===== Data excerpts

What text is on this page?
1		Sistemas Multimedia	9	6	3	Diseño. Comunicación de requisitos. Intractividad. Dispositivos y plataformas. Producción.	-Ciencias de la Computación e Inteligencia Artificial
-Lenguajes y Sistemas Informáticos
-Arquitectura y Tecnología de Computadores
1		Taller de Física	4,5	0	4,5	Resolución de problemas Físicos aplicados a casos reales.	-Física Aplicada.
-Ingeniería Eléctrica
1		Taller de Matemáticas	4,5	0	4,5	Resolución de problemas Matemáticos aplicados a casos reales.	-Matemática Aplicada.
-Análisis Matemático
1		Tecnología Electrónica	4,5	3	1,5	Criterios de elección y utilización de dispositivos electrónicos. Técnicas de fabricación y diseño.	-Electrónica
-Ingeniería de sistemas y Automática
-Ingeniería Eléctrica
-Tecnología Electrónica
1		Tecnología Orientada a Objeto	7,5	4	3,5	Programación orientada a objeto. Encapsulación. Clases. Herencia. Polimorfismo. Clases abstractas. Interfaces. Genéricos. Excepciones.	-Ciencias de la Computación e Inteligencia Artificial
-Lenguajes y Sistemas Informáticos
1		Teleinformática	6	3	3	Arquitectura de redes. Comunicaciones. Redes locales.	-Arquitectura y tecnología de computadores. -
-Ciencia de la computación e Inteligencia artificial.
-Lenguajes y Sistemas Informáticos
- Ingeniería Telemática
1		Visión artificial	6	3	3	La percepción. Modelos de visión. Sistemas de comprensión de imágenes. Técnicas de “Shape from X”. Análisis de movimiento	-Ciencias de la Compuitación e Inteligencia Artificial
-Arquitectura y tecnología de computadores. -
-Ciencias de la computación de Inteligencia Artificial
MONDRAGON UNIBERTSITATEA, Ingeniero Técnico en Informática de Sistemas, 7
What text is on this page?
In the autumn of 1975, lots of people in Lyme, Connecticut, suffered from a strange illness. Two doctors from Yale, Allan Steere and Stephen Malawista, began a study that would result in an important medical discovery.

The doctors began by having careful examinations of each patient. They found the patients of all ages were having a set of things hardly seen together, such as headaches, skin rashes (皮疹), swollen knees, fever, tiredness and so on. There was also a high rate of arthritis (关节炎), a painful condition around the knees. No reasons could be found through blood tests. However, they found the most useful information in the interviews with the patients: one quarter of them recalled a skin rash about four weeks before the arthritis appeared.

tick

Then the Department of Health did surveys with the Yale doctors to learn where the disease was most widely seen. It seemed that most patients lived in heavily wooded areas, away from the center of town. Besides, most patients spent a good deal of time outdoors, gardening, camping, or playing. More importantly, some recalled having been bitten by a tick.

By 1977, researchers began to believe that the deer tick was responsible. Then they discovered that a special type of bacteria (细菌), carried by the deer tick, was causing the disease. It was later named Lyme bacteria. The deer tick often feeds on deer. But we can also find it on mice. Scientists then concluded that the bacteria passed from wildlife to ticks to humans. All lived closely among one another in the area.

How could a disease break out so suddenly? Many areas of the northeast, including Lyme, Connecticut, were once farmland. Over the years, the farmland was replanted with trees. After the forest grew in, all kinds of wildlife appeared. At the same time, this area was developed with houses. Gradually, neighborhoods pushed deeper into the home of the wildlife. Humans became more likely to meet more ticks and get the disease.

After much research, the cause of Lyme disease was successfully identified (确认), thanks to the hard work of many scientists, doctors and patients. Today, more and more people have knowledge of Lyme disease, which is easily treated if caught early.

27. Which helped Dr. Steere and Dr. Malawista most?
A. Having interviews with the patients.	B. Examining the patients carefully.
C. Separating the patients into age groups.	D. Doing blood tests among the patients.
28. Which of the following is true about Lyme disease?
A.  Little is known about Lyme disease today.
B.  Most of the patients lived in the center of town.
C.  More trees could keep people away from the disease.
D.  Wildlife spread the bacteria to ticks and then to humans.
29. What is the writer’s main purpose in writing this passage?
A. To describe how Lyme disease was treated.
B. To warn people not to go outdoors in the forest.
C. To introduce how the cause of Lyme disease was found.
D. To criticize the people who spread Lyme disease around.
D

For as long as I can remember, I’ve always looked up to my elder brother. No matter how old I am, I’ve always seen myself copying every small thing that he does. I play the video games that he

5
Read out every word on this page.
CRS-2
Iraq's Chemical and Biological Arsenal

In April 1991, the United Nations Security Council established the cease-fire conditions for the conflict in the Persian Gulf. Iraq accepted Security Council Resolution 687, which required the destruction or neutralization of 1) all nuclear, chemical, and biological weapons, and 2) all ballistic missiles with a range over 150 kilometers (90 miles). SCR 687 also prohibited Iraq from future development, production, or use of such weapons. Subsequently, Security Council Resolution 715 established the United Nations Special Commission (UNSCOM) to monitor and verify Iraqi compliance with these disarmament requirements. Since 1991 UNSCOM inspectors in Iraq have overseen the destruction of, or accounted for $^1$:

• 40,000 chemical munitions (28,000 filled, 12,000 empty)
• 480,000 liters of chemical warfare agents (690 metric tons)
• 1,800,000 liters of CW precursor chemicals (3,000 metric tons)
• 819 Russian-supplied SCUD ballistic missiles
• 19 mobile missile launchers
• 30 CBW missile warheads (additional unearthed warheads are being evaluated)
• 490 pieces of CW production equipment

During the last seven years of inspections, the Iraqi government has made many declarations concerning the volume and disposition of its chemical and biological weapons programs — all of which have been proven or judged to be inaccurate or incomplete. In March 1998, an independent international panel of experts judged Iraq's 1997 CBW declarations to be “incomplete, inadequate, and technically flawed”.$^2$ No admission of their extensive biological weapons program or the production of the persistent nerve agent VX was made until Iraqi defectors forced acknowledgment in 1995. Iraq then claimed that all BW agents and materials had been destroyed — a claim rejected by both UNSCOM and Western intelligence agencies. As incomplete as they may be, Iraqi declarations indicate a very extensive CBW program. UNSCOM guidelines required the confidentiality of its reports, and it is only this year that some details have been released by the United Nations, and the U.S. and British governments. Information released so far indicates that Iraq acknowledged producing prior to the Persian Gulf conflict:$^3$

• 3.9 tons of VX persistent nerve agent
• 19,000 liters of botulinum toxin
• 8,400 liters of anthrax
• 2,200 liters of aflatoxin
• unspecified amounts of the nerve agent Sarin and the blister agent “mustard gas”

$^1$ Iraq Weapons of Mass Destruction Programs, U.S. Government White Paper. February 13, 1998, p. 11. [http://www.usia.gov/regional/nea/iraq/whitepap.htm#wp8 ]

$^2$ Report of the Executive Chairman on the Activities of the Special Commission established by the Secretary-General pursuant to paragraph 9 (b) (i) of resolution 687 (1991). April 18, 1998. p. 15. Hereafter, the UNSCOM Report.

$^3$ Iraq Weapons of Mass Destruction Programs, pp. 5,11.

==========

*Your task*
The records must be given again in full, exactly as shown.

*Finished task*
What text is on this page?
1		Sistemas Multimedia	9	6	3	Diseño. Comunicación de requisitos. Intractividad. Dispositivos y plataformas. Producción.	-Ciencias de la Computación e Inteligencia Artificial
-Lenguajes y Sistemas Informáticos
-Arquitectura y Tecnología de Computadores
1		Taller de Física	4,5	0	4,5	Resolución de problemas Físicos aplicados a casos reales.	-Física Aplicada.
-Ingeniería Eléctrica
1		Taller de Matemáticas	4,5	0	4,5	Resolución de problemas Matemáticos aplicados a casos reales.	-Matemática Aplicada.
-Análisis Matemático
1		Tecnología Electrónica	4,5	3	1,5	Criterios de elección y utilización de dispositivos electrónicos. Técnicas de fabricación y diseño.	-Electrónica
-Ingeniería de sistemas y Automática
-Ingeniería Eléctrica
-Tecnología Electrónica
1		Tecnología Orientada a Objeto	7,5	4	3,5	Programación orientada a objeto. Encapsulación. Clases. Herencia. Polimorfismo. Clases abstractas. Interfaces. Genéricos. Excepciones.	-Ciencias de la Computación e Inteligencia Artificial
-Lenguajes y Sistemas Informáticos
1		Teleinformática	6	3	3	Arquitectura de redes. Comunicaciones. Redes locales.	-Arquitectura y tecnología de computadores. -
-Ciencia de la computación e Inteligencia artificial.
-Lenguajes y Sistemas Informáticos
- Ingeniería Telemática
1		Visión artificial	6	3	3	La percepción. Modelos de visión. Sistemas de comprensión de imágenes. Técnicas de “Shape from X”. Análisis de movimiento	-Ciencias de la Compuitación e Inteligencia Artificial
-Arquitectura y tecnología de computadores. -
-Ciencias de la computación de Inteligencia Artificial
MONDRAGON UNIBERTSITATEA, Ingeniero Técnico en Informática de Sistemas, 7
What text is on this page?
In the autumn of 1975, lots of people in Lyme, Connecticut, suffered from a strange illness. Two doctors from Yale, Allan Steere and Stephen Malawista, began a study that would result in an important medical discovery.

The doctors began by having careful examinations of each patient. They found the patients of all ages were having a set of things hardly seen together, such as headaches, skin rashes (皮疹), swollen knees, fever, tiredness and so on. There was also a high rate of arthritis (关节炎), a painful condition around the knees. No reasons could be found through blood tests. However, they found the most useful information in the interviews with the patients: one quarter of them recalled a skin rash about four weeks before the arthritis appeared.

tick

Then the Department of Health did surveys with the Yale doctors to learn where the disease was most widely seen. It seemed that most patients lived in heavily wooded areas, away from the center of town. Besides, most patients spent a good deal of time outdoors, gardening, camping, or playing. More importantly, some recalled having been bitten by a tick.

By 1977, researchers began to believe that the deer tick was responsible. Then they discovered that a special type of bacteria (细菌), carried by the deer tick, was causing the disease. It was later named Lyme bacteria. The deer tick often feeds on deer. But we can also find it on mice. Scientists then concluded that the bacteria passed from wildlife to ticks to humans. All lived closely among one another in the area.

How could a disease break out so suddenly? Many areas of the northeast, including Lyme, Connecticut, were once farmland. Over the years, the farmland was replanted with trees. After the forest grew in, all kinds of wildlife appeared. At the same time, this area was developed with houses. Gradually, neighborhoods pushed deeper into the home of the wildlife. Humans became more likely to meet more ticks and get the disease.

After much research, the cause of Lyme disease was successfully identified (确认), thanks to the hard work of many scientists, doctors and patients. Today, more and more people have knowledge of Lyme disease, which is easily treated if caught early.

27. Which helped Dr. Steere and Dr. Malawista most?
A. Having interviews with the patients.	B. Examining the patients carefully.
C. Separating the patients into age groups.	D. Doing blood tests among the patients.
28. Which of the following is true about Lyme disease?
A.  Little is known about Lyme disease today.
B.  Most of the patients lived in the center of town.
C.  More trees could keep people away from the disease.
D.  Wildlife spread the bacteria to ticks and then to humans.
29. What is the writer’s main purpose in writing this passage?
A. To describe how Lyme disease was treated.
B. To warn people not to go outdoors in the forest.
C. To introduce how the cause of Lyme disease was found.
D. To criticize the people who spread Lyme disease around.
D

For as long as I can remember, I’ve always looked up to my elder brother. No matter how old I am, I’ve always seen myself copying every small thing that he does. I play the video games that he

5
Read out every word on this page.
CRS-2
Iraq's Chemical and Biological Arsenal

In April 1991, the United Nations Security Council established the cease-fire conditions for the conflict in the Persian Gulf. Iraq accepted Security Council Resolution 687, which required the destruction or neutralization of 1) all nuclear, chemical, and biological weapons, and 2) all ballistic missiles with a range over 150 kilometers (90 miles). SCR 687 also prohibited Iraq from future development, production, or use of such weapons. Subsequently, Security Council Resolution 715 established the United Nations Special Commission (UNSCOM) to monitor and verify Iraqi compliance with these disarmament requirements. Since 1991 UNSCOM inspectors in Iraq have overseen the destruction of, or accounted for $^1$:

• 40,000 chemical munitions (28,000 filled, 12,000 empty)
• 480,000 liters of chemical warfare agents (690 metric tons)
• 1,800,000 liters of CW precursor chemicals (3,000 metric tons)
• 819 Russian-supplied SCUD ballistic missiles
• 19 mobile missile launchers
• 30 CBW missile warheads (additional unearthed warheads are being evaluated)
• 490 pieces of CW production equipment

During the last seven years of inspections, the Iraqi government has made many declarations concerning the volume and disposition of its chemical and biological weapons programs — all of which have been proven or judged to be inaccurate or incomplete. In March 1998, an independent international panel of experts judged Iraq's 1997 CBW declarations to be “incomplete, inadequate, and technically flawed”.$^2$ No admission of their extensive biological weapons program or the production of the persistent nerve agent VX was made until Iraqi defectors forced acknowledgment in 1995. Iraq then claimed that all BW agents and materials had been destroyed — a claim rejected by both UNSCOM and Western intelligence agencies. As incomplete as they may be, Iraqi declarations indicate a very extensive CBW program. UNSCOM guidelines required the confidentiality of its reports, and it is only this year that some details have been released by the United Nations, and the U.S. and British governments. Information released so far indicates that Iraq acknowledged producing prior to the Persian Gulf conflict:$^3$

• 3.9 tons of VX persistent nerve agent
• 19,000 liters of botulinum toxin
• 8,400 liters of anthrax
• 2,200 liters of aflatoxin
• unspecified amounts of the nerve agent Sarin and the blister agent “mustard gas”

$^1$ Iraq Weapons of Mass Destruction Programs, U.S. Government White Paper. February 13, 1998, p. 11. [http://www.usia.gov/regional/nea/iraq/whitepap.htm#wp8 ]

$^2$ Report of the Executive Chairman on the Activities of the Special Commission established by the Secretary-General pursuant to paragraph 9 (b) (i) of resolution 687 (1991). April 18, 1998. p. 15. Hereafter, the UNSCOM Report.

$^3$ Iraq Weapons of Mass Destruction Programs, pp. 5,11.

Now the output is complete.